▶ **PROBLEM DESCRIPTION**: Nothing in the records below may change; print them all exactly.

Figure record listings
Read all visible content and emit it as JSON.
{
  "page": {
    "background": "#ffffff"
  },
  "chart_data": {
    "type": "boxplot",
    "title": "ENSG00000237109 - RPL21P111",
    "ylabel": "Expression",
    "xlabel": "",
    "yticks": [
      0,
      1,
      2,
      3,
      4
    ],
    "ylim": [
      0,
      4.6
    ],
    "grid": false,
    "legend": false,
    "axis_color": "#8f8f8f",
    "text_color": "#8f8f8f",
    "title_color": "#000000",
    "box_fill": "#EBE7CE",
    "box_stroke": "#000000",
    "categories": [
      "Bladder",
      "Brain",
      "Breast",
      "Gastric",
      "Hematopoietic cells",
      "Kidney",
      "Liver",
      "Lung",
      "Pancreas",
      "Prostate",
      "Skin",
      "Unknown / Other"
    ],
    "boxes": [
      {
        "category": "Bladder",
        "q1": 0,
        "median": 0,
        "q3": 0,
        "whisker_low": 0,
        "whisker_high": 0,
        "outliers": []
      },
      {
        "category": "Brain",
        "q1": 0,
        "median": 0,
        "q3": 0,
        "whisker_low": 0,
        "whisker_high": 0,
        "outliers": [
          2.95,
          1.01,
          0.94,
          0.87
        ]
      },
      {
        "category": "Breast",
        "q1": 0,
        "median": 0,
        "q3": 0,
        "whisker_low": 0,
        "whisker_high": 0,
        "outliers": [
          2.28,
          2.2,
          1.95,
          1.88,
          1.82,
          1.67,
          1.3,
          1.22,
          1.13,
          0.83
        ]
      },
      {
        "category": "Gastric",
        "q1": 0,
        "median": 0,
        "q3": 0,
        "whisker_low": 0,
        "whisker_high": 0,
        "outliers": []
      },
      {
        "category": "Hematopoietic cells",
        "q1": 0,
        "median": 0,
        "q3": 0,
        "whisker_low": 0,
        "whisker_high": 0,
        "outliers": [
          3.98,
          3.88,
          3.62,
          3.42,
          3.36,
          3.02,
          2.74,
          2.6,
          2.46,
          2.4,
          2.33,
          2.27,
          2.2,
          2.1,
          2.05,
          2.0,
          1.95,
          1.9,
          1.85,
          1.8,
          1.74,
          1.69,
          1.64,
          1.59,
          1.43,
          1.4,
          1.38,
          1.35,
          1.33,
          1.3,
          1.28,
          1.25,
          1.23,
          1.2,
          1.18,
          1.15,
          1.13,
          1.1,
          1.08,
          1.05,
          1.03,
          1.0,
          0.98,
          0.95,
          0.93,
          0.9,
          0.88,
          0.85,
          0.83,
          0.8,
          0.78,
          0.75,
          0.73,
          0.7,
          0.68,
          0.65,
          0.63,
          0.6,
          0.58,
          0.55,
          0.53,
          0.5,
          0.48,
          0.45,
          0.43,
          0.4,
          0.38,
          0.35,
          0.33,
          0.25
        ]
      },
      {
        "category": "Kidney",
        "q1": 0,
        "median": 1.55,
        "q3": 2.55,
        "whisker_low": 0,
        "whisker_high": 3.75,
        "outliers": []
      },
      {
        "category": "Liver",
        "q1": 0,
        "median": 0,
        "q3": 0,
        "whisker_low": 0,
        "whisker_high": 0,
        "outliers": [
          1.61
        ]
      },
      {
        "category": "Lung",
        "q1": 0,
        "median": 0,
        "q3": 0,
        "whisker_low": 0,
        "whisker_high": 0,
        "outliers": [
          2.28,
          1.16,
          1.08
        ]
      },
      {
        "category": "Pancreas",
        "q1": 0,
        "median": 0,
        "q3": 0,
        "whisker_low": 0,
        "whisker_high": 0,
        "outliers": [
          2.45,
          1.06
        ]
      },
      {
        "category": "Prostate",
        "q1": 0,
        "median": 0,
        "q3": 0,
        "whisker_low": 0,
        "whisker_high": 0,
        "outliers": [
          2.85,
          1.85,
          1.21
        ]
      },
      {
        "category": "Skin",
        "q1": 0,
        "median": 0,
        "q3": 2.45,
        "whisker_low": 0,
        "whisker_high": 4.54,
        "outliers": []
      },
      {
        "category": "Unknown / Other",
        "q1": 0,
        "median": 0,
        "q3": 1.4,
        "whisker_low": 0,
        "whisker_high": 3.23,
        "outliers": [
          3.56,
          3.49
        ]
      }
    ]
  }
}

▶ **COMPLETED TASK**:
Read all visible content and emit it as JSON.
{
  "page": {
    "background": "#ffffff"
  },
  "chart_data": {
    "type": "boxplot",
    "title": "ENSG00000237109 - RPL21P111",
    "ylabel": "Expression",
    "xlabel": "",
    "yticks": [
      0,
      1,
      2,
      3,
      4
    ],
    "ylim": [
      0,
      4.6
    ],
    "grid": false,
    "legend": false,
    "axis_color": "#8f8f8f",
    "text_color": "#8f8f8f",
    "title_color": "#000000",
    "box_fill": "#EBE7CE",
    "box_stroke": "#000000",
    "categories": [
      "Bladder",
      "Brain",
      "Breast",
      "Gastric",
      "Hematopoietic cells",
      "Kidney",
      "Liver",
      "Lung",
      "Pancreas",
      "Prostate",
      "Skin",
      "Unknown / Other"
    ],
    "boxes": [
      {
        "category": "Bladder",
        "q1": 0,
        "median": 0,
        "q3": 0,
        "whisker_low": 0,
        "whisker_high": 0,
        "outliers": []
      },
      {
        "category": "Brain",
        "q1": 0,
        "median": 0,
        "q3": 0,
        "whisker_low": 0,
        "whisker_high": 0,
        "outliers": [
          2.95,
          1.01,
          0.94,
          0.87
        ]
      },
      {
        "category": "Breast",
        "q1": 0,
        "median": 0,
        "q3": 0,
        "whisker_low": 0,
        "whisker_high": 0,
        "outliers": [
          2.28,
          2.2,
          1.95,
          1.88,
          1.82,
          1.67,
          1.3,
          1.22,
          1.13,
          0.83
        ]
      },
      {
        "category": "Gastric",
        "q1": 0,
        "median": 0,
        "q3": 0,
        "whisker_low": 0,
        "whisker_high": 0,
        "outliers": []
      },
      {
        "category": "Hematopoietic cells",
        "q1": 0,
        "median": 0,
        "q3": 0,
        "whisker_low": 0,
        "whisker_high": 0,
        "outliers": [
          3.98,
          3.88,
          3.62,
          3.42,
          3.36,
          3.02,
          2.74,
          2.6,
          2.46,
          2.4,
          2.33,
          2.27,
          2.2,
          2.1,
          2.05,
          2.0,
          1.95,
          1.9,
          1.85,
          1.8,
          1.74,
          1.69,
          1.64,
          1.59,
          1.43,
          1.4,
          1.38,
          1.35,
          1.33,
          1.3,
          1.28,
          1.25,
          1.23,
          1.2,
          1.18,
          1.15,
          1.13,
          1.1,
          1.08,
          1.05,
          1.03,
          1.0,
          0.98,
          0.95,
          0.93,
          0.9,
          0.88,
          0.85,
          0.83,
          0.8,
          0.78,
          0.75,
          0.73,
          0.7,
          0.68,
          0.65,
          0.63,
          0.6,
          0.58,
          0.55,
          0.53,
          0.5,
          0.48,
          0.45,
          0.43,
          0.4,
          0.38,
          0.35,
          0.33,
          0.25
        ]
      },
      {
        "category": "Kidney",
        "q1": 0,
        "median": 1.55,
        "q3": 2.55,
        "whisker_low": 0,
        "whisker_high": 3.75,
        "outliers": []
      },
      {
        "category": "Liver",
        "q1": 0,
        "median": 0,
        "q3": 0,
        "whisker_low": 0,
        "whisker_high": 0,
        "outliers": [
          1.61
        ]
      },
      {
        "category": "Lung",
        "q1": 0,
        "median": 0,
        "q3": 0,
        "whisker_low": 0,
        "whisker_high": 0,
        "outliers": [
          2.28,
          1.16,
          1.08
        ]
      },
      {
        "category": "Pancreas",
        "q1": 0,
        "median": 0,
        "q3": 0,
        "whisker_low": 0,
        "whisker_high": 0,
        "outliers": [
          2.45,
          1.06
        ]
      },
      {
        "category": "Prostate",
        "q1": 0,
        "median": 0,
        "q3": 0,
        "whisker_low": 0,
        "whisker_high": 0,
        "outliers": [
          2.85,
          1.85,
          1.21
        ]
      },
      {
        "category": "Skin",
        "q1": 0,
        "median": 0,
        "q3": 2.45,
        "whisker_low": 0,
        "whisker_high": 4.54,
        "outliers": []
      },
      {
        "category": "Unknown / Other",
        "q1": 0,
        "median": 0,
        "q3": 1.4,
        "whisker_low": 0,
        "whisker_high": 3.23,
        "outliers": [
          3.56,
          3.49
        ]
      }
    ]
  }
}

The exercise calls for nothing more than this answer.